Selected extract
+-------+
Purpose: To determine the extent to which commonly used clinical measures of corneal transplantation outcome are related to aspects of visual function and health-related quality of life.
Methods: In a cross-sectional validation study, ophthalmic examination information was collected by chart review of, and health-related quality of life information was collected by telephone contact with, patients (n = 77) undergoing routine follow-up examinations at least 1 year after corneal transplantation. A questionnaire that included the VF-14 and SF-36 instruments was completed for each participant. Associations between clinical and questionnaire outcomes were evaluated using analysis of variance and regression analyses.
+-------+
Things to do
- a) Answer these questions about the corneal transplantation abstract:
(i) To what two things does the study seek to relate the clinical measures of transplant outcome?
(ii) How many patients took part?
(iii) Which two instruments did the questionnaire include?
- b) Summarize the corneal transplantation abstract in two sentences.
- c) Continue the corneal transplantation abstract from the point where it ends.
The rows below come from a separate source.
+-------+
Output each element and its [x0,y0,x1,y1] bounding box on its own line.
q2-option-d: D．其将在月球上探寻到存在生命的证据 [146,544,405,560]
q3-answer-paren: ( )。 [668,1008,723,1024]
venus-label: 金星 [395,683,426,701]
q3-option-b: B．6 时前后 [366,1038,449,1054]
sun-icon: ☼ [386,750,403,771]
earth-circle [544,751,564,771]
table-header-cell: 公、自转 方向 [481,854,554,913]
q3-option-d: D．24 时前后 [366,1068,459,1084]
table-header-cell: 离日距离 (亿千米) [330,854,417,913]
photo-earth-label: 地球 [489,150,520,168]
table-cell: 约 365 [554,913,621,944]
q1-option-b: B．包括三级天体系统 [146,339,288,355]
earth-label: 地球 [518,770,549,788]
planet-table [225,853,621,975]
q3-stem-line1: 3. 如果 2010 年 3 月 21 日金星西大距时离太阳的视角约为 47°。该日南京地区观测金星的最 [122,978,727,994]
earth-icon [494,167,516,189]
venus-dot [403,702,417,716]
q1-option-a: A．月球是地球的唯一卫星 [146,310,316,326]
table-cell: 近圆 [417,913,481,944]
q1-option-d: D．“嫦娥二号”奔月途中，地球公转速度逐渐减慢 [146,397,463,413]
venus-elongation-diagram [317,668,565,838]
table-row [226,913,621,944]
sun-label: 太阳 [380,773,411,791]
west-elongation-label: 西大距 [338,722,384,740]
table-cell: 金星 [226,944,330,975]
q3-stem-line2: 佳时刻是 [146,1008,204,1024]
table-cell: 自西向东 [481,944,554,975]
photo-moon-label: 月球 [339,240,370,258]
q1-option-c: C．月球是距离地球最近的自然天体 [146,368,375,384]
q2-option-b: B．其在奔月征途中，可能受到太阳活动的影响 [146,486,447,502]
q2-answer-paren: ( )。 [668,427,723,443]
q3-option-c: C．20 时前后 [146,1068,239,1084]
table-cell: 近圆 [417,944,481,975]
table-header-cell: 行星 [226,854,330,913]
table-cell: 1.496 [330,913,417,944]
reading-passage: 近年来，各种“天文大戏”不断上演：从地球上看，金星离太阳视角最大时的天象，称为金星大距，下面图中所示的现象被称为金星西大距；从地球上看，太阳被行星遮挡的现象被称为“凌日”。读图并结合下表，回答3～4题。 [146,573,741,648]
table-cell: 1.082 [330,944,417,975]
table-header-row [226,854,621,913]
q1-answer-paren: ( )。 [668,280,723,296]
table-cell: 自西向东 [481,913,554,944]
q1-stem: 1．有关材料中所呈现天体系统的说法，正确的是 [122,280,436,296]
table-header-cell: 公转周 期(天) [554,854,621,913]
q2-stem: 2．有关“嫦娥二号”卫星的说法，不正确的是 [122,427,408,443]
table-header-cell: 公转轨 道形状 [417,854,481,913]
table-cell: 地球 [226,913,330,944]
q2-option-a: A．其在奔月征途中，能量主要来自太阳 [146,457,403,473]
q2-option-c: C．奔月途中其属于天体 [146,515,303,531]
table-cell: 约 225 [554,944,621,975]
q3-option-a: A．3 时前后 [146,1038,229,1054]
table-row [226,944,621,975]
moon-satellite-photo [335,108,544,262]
+-------+
Solved problems
- a)
(i) Aspects of visual function and health-related quality of life.
(ii) 77.
(iii) The VF-14 and the SF-36.

- b) The study aimed to determine how far common clinical measures of corneal transplantation outcome are related to visual function and health-related quality of life. In this cross-sectional validation study of 77 patients seen at least one year after transplantation, examination data came from chart review, quality-of-life data came by telephone through a questionnaire with the VF-14 and SF-36, and associations were tested with analysis of variance and regression.

- c)
Results: When the best-corrected visual acuity of both eyes was evaluated, there was a positive association (P < .0001) of visual acuity with the VF-14 score and with the following SF-36 scales: role limitations because of emotional problems (P = .04), emotional well-being (P = .08), and social functioning (P = .02). Those with a high degree of keratometric astigmatism showed an impact on social functioning (P = .005). Upon regression analysis, the single most important factor associated with the patients' reported visual function was their visual acuity in the better eye, followed by the extent of keratometric astigmatism.
Conclusions: These findings demonstrate a high degree of criterion validity in using the VF-14 instrument to assess the outcome of corneal transplantation. Application of the more generic SF-36 measure shows effects of visual disability on other aspects of corneal transplant patients' health status, including their emotional and social functioning.